▶ [Work to do]:
Can you extract every line of the entries below verbatim, leaving out the pictures?

▶ [Stored entries]:
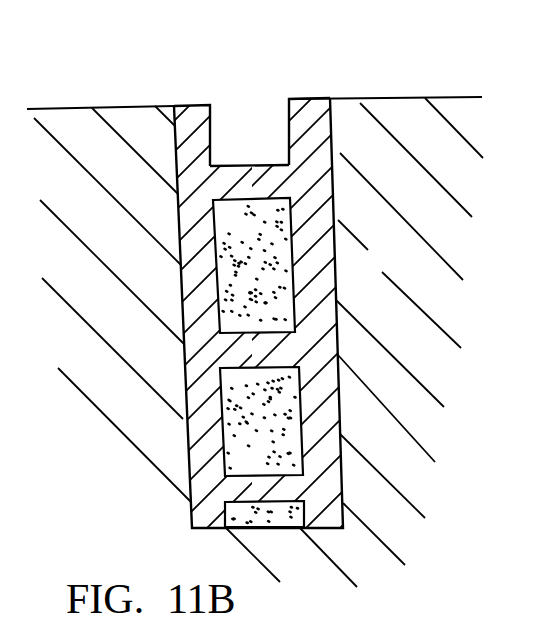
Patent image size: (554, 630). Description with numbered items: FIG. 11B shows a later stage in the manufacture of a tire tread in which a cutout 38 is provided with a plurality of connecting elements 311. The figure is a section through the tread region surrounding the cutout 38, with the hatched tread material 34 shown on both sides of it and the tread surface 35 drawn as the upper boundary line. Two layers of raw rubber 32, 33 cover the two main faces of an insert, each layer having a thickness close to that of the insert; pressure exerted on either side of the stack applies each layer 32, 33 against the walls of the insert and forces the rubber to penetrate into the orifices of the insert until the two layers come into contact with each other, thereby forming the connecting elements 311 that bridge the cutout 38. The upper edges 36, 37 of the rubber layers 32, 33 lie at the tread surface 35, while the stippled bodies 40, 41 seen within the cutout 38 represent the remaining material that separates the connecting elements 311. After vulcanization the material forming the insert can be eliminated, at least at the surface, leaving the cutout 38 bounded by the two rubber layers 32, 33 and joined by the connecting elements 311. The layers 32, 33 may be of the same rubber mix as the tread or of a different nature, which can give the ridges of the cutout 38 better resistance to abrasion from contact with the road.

The layer of raw rubber 32 is at (317, 272).
The layer of raw rubber 33 is at (194, 280).
The surrounding ground 34 is at (103, 455).
The ground surface 35 is at (140, 107).
The liner upper edge 36 is at (209, 104).
The liner upper edge 37 is at (288, 100).
The cutout 38 is at (247, 100).
The upper insert block 40 is at (210, 305).
The lower insert block 41 is at (297, 298).
The connecting elements 311 is at (283, 490).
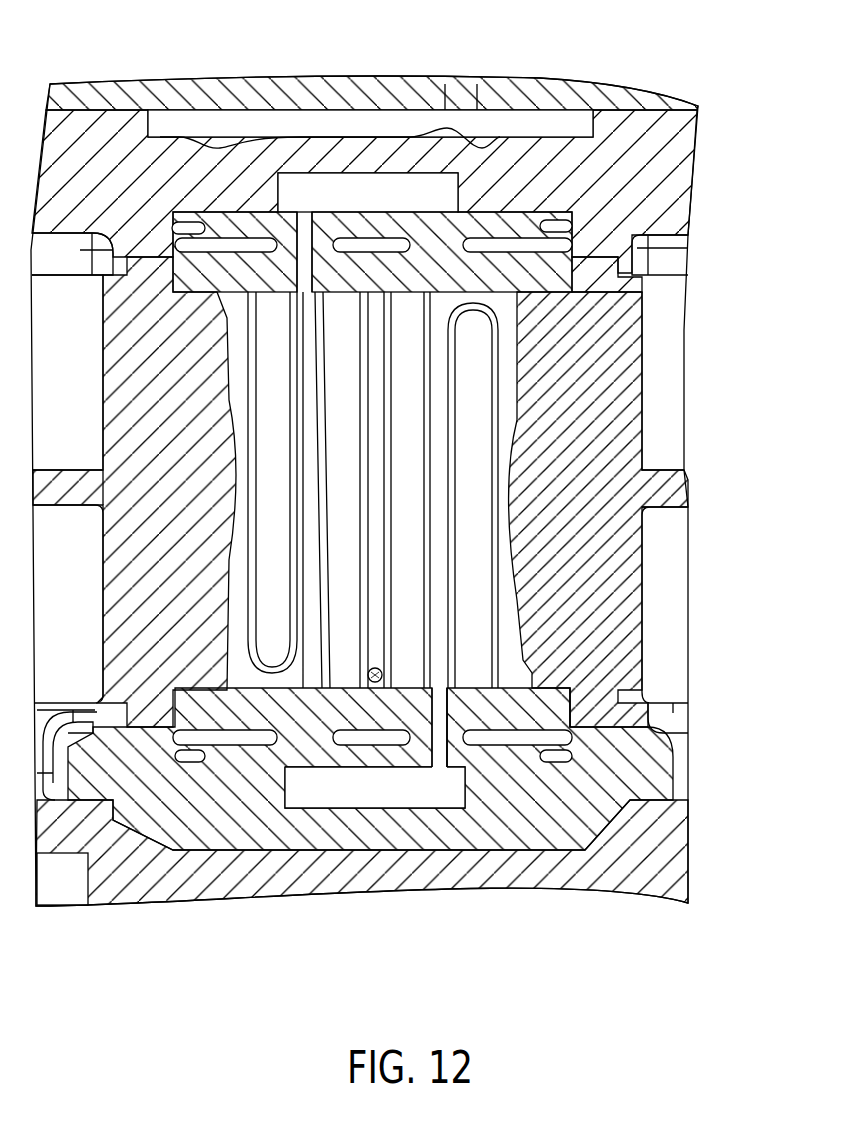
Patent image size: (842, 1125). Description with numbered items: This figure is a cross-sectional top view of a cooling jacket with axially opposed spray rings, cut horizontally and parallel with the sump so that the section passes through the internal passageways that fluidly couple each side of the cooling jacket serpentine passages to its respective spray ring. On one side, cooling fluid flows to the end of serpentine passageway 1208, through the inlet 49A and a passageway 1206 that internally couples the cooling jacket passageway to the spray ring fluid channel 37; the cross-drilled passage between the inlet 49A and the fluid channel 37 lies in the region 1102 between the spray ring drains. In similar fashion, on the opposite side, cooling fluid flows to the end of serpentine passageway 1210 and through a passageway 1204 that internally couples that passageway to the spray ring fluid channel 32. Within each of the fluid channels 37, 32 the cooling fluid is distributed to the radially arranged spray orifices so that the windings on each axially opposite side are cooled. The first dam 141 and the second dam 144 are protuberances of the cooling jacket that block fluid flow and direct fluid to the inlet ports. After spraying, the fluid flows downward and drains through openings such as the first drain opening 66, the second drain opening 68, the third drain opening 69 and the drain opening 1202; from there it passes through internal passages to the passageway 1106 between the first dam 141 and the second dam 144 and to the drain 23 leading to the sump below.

The first fluid channel 32 is at (377, 193).
The drain opening 1202 is at (400, 233).
The passageway 1204 is at (305, 243).
The passageway 1106 is at (373, 382).
The serpentine passageway 1208 is at (440, 408).
The serpentine passageway 1210 is at (313, 468).
The second dam 144 is at (407, 487).
The first dam 141 is at (340, 535).
The drain 23 is at (384, 671).
The supply port 49A is at (443, 688).
The passageway 1206 is at (443, 715).
The third drain opening 69 is at (233, 746).
The fluid channel 37 is at (385, 800).
The first drain opening 66 is at (393, 748).
The region 1102 is at (513, 737).
The second drain opening 68 is at (452, 733).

▶ [Written response]:
Patent image size: (554, 630). Description with numbered items: FIG. 11B shows a later stage in the manufacture of a tire tread in which a cutout 38 is provided with a plurality of connecting elements 311. The figure is a section through the tread region surrounding the cutout 38, with the hatched tread material 34 shown on both sides of it and the tread surface 35 drawn as the upper boundary line. Two layers of raw rubber 32, 33 cover the two main faces of an insert, each layer having a thickness close to that of the insert; pressure exerted on either side of the stack applies each layer 32, 33 against the walls of the insert and forces the rubber to penetrate into the orifices of the insert until the two layers come into contact with each other, thereby forming the connecting elements 311 that bridge the cutout 38. The upper edges 36, 37 of the rubber layers 32, 33 lie at the tread surface 35, while the stippled bodies 40, 41 seen within the cutout 38 represent the remaining material that separates the connecting elements 311. After vulcanization the material forming the insert can be eliminated, at least at the surface, leaving the cutout 38 bounded by the two rubber layers 32, 33 and joined by the connecting elements 311. The layers 32, 33 may be of the same rubber mix as the tread or of a different nature, which can give the ridges of the cutout 38 better resistance to abrasion from contact with the road.

The layer of raw rubber 32 is at (317, 272).
The layer of raw rubber 33 is at (194, 280).
The surrounding ground 34 is at (103, 455).
The ground surface 35 is at (140, 107).
The liner upper edge 36 is at (209, 104).
The liner upper edge 37 is at (288, 100).
The cutout 38 is at (247, 100).
The upper insert block 40 is at (210, 305).
The lower insert block 41 is at (297, 298).
The connecting elements 311 is at (283, 490).
Patent image size: (842, 1125). Description with numbered items: This figure is a cross-sectional top view of a cooling jacket with axially opposed spray rings, cut horizontally and parallel with the sump so that the section passes through the internal passageways that fluidly couple each side of the cooling jacket serpentine passages to its respective spray ring. On one side, cooling fluid flows to the end of serpentine passageway 1208, through the inlet 49A and a passageway 1206 that internally couples the cooling jacket passageway to the spray ring fluid channel 37; the cross-drilled passage between the inlet 49A and the fluid channel 37 lies in the region 1102 between the spray ring drains. In similar fashion, on the opposite side, cooling fluid flows to the end of serpentine passageway 1210 and through a passageway 1204 that internally couples that passageway to the spray ring fluid channel 32. Within each of the fluid channels 37, 32 the cooling fluid is distributed to the radially arranged spray orifices so that the windings on each axially opposite side are cooled. The first dam 141 and the second dam 144 are protuberances of the cooling jacket that block fluid flow and direct fluid to the inlet ports. After spraying, the fluid flows downward and drains through openings such as the first drain opening 66, the second drain opening 68, the third drain opening 69 and the drain opening 1202; from there it passes through internal passages to the passageway 1106 between the first dam 141 and the second dam 144 and to the drain 23 leading to the sump below.

The first fluid channel 32 is at (377, 193).
The drain opening 1202 is at (400, 233).
The passageway 1204 is at (305, 243).
The passageway 1106 is at (373, 382).
The serpentine passageway 1208 is at (440, 408).
The serpentine passageway 1210 is at (313, 468).
The second dam 144 is at (407, 487).
The first dam 141 is at (340, 535).
The drain 23 is at (384, 671).
The supply port 49A is at (443, 688).
The passageway 1206 is at (443, 715).
The third drain opening 69 is at (233, 746).
The fluid channel 37 is at (385, 800).
The first drain opening 66 is at (393, 748).
The region 1102 is at (513, 737).
The second drain opening 68 is at (452, 733).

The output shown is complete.